◆ Exercise description ◆
All of the material below is to be repeated exactly.

+++ Supplied data +++

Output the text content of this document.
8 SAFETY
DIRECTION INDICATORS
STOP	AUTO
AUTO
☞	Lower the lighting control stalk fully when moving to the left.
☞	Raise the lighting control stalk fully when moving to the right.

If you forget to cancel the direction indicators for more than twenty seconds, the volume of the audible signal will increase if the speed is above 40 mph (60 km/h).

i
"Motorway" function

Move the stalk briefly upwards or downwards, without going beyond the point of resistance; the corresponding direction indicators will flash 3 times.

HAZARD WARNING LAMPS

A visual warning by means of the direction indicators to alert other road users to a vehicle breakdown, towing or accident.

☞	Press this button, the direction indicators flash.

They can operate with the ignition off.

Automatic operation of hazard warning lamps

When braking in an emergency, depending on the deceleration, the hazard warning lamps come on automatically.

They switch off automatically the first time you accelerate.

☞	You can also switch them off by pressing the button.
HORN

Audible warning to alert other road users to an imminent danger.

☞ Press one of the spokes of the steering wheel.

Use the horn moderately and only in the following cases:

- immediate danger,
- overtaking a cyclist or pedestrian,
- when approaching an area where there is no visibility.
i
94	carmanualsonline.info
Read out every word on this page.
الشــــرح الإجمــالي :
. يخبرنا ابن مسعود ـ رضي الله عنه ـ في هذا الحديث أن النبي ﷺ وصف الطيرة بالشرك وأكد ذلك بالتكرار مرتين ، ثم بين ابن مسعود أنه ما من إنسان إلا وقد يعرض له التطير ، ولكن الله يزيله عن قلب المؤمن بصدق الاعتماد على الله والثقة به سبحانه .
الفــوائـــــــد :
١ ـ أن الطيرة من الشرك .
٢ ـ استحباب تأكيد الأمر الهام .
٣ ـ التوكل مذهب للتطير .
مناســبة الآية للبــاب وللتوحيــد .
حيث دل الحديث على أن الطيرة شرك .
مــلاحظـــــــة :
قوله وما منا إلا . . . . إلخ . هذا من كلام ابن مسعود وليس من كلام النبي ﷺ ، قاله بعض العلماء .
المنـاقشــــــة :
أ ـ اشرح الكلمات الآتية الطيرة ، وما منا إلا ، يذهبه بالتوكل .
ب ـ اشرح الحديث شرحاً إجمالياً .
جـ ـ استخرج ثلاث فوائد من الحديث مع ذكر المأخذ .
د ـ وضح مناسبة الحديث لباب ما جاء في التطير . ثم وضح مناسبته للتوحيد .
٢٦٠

+++

◆ Final result ◆
Output the text content of this document.
8 SAFETY
DIRECTION INDICATORS
STOP	AUTO
AUTO
☞	Lower the lighting control stalk fully when moving to the left.
☞	Raise the lighting control stalk fully when moving to the right.

If you forget to cancel the direction indicators for more than twenty seconds, the volume of the audible signal will increase if the speed is above 40 mph (60 km/h).

i
"Motorway" function

Move the stalk briefly upwards or downwards, without going beyond the point of resistance; the corresponding direction indicators will flash 3 times.

HAZARD WARNING LAMPS

A visual warning by means of the direction indicators to alert other road users to a vehicle breakdown, towing or accident.

☞	Press this button, the direction indicators flash.

They can operate with the ignition off.

Automatic operation of hazard warning lamps

When braking in an emergency, depending on the deceleration, the hazard warning lamps come on automatically.

They switch off automatically the first time you accelerate.

☞	You can also switch them off by pressing the button.
HORN

Audible warning to alert other road users to an imminent danger.

☞ Press one of the spokes of the steering wheel.

Use the horn moderately and only in the following cases:

- immediate danger,
- overtaking a cyclist or pedestrian,
- when approaching an area where there is no visibility.
i
94	carmanualsonline.info
Read out every word on this page.
الشــــرح الإجمــالي :
. يخبرنا ابن مسعود ـ رضي الله عنه ـ في هذا الحديث أن النبي ﷺ وصف الطيرة بالشرك وأكد ذلك بالتكرار مرتين ، ثم بين ابن مسعود أنه ما من إنسان إلا وقد يعرض له التطير ، ولكن الله يزيله عن قلب المؤمن بصدق الاعتماد على الله والثقة به سبحانه .
الفــوائـــــــد :
١ ـ أن الطيرة من الشرك .
٢ ـ استحباب تأكيد الأمر الهام .
٣ ـ التوكل مذهب للتطير .
مناســبة الآية للبــاب وللتوحيــد .
حيث دل الحديث على أن الطيرة شرك .
مــلاحظـــــــة :
قوله وما منا إلا . . . . إلخ . هذا من كلام ابن مسعود وليس من كلام النبي ﷺ ، قاله بعض العلماء .
المنـاقشــــــة :
أ ـ اشرح الكلمات الآتية الطيرة ، وما منا إلا ، يذهبه بالتوكل .
ب ـ اشرح الحديث شرحاً إجمالياً .
جـ ـ استخرج ثلاث فوائد من الحديث مع ذكر المأخذ .
د ـ وضح مناسبة الحديث لباب ما جاء في التطير . ثم وضح مناسبته للتوحيد .
٢٦٠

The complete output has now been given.